#### What needs to be done:
Compute the number of lines that include the string "группы", then output that number and nothing else.

* start Excerpted data *

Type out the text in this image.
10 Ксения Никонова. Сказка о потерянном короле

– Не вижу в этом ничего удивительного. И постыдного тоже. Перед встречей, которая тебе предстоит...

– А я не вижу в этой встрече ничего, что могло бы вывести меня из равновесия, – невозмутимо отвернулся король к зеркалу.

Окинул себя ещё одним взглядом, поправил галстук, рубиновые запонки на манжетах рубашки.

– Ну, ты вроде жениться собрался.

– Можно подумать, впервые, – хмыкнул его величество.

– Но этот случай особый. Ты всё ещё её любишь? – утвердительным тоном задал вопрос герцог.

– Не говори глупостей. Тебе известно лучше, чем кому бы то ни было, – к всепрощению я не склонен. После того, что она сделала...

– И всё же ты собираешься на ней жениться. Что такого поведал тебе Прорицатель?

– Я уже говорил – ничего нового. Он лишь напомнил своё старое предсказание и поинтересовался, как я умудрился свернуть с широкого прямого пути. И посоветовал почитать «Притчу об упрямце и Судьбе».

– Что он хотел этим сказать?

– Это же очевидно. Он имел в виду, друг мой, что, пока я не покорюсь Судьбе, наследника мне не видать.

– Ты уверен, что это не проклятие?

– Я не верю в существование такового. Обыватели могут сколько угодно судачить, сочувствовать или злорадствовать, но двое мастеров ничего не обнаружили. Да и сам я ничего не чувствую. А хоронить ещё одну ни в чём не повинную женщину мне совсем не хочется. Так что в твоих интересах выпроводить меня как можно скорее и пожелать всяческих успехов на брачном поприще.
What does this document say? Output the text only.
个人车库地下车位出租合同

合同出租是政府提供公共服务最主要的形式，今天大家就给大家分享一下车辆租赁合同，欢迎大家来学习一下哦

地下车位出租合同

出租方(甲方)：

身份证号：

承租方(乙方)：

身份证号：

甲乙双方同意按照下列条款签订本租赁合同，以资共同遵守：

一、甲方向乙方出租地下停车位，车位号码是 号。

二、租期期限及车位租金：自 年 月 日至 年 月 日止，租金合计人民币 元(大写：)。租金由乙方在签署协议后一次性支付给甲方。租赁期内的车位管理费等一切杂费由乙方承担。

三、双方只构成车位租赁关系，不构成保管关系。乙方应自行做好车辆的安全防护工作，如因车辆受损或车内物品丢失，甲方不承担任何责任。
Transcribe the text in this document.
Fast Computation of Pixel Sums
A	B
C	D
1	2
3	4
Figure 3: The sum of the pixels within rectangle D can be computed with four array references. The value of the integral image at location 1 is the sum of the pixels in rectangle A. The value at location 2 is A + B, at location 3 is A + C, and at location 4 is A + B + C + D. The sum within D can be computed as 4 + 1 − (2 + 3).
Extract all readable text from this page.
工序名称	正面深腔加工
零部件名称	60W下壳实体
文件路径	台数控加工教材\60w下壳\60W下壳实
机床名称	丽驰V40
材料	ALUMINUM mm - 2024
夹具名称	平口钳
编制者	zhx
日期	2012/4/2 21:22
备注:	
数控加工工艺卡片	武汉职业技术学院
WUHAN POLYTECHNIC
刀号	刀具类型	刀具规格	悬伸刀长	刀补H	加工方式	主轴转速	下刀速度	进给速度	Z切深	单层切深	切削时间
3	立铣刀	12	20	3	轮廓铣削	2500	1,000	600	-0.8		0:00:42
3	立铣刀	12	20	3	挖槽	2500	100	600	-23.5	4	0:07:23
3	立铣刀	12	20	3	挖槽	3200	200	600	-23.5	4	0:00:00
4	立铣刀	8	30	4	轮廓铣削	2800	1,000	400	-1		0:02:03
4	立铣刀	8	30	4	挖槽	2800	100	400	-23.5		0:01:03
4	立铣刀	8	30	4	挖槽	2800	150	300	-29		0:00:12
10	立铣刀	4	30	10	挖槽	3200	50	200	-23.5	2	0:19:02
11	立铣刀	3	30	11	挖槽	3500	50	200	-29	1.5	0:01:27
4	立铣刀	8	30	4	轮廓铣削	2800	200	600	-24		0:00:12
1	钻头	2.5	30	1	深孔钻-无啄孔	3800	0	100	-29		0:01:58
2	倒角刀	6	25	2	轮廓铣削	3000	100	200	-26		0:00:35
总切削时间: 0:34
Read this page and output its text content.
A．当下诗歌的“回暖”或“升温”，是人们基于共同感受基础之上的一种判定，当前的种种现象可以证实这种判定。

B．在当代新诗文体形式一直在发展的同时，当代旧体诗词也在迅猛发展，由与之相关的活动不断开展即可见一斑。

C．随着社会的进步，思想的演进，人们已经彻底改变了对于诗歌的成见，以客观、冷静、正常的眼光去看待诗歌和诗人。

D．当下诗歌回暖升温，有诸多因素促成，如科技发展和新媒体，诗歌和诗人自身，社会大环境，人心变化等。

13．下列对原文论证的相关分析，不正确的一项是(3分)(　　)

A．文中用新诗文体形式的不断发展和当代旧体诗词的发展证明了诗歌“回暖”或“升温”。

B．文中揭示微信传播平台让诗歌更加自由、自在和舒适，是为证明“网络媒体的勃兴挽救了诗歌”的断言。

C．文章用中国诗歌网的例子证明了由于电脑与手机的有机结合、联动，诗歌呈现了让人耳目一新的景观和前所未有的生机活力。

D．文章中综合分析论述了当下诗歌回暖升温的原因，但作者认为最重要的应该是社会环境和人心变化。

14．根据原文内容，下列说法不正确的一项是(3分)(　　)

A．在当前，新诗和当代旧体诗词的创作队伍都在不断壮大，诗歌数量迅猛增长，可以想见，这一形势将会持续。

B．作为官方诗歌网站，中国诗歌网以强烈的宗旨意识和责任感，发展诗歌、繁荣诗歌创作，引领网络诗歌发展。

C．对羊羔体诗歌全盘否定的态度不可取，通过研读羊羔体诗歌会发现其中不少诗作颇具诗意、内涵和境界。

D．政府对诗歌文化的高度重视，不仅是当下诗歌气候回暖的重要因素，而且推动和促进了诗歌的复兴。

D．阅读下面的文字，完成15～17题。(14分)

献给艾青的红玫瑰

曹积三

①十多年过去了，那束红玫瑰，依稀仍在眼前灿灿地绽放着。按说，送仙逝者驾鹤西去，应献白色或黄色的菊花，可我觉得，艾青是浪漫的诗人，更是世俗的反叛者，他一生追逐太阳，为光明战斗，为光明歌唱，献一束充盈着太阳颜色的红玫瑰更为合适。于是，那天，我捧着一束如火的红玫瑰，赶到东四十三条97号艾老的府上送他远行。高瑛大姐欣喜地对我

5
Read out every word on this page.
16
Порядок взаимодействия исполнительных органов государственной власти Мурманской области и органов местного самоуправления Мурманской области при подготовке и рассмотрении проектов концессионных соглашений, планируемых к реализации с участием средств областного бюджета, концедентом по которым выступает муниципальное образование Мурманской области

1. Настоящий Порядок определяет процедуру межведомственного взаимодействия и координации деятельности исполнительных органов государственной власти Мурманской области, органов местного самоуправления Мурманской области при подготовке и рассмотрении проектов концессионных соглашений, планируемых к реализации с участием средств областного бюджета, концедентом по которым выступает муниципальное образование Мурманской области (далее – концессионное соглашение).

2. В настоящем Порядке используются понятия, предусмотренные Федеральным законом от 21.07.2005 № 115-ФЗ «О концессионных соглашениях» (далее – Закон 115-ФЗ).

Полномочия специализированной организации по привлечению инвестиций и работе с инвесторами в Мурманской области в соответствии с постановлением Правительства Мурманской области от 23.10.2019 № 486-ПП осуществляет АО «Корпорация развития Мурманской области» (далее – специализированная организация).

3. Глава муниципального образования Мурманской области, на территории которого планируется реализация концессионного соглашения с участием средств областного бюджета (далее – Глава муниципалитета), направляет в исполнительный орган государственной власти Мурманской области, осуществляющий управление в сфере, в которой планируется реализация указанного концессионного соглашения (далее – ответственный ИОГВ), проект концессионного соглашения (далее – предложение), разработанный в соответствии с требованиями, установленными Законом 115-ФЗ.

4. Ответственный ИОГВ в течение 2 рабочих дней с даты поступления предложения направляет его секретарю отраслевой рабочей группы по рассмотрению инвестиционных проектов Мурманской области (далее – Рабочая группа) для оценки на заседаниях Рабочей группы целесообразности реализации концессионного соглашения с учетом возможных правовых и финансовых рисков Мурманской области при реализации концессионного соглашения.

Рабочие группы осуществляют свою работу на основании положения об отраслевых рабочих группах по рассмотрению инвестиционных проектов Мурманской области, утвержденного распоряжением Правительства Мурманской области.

* end Excerpted data *

#### Complete answer:
2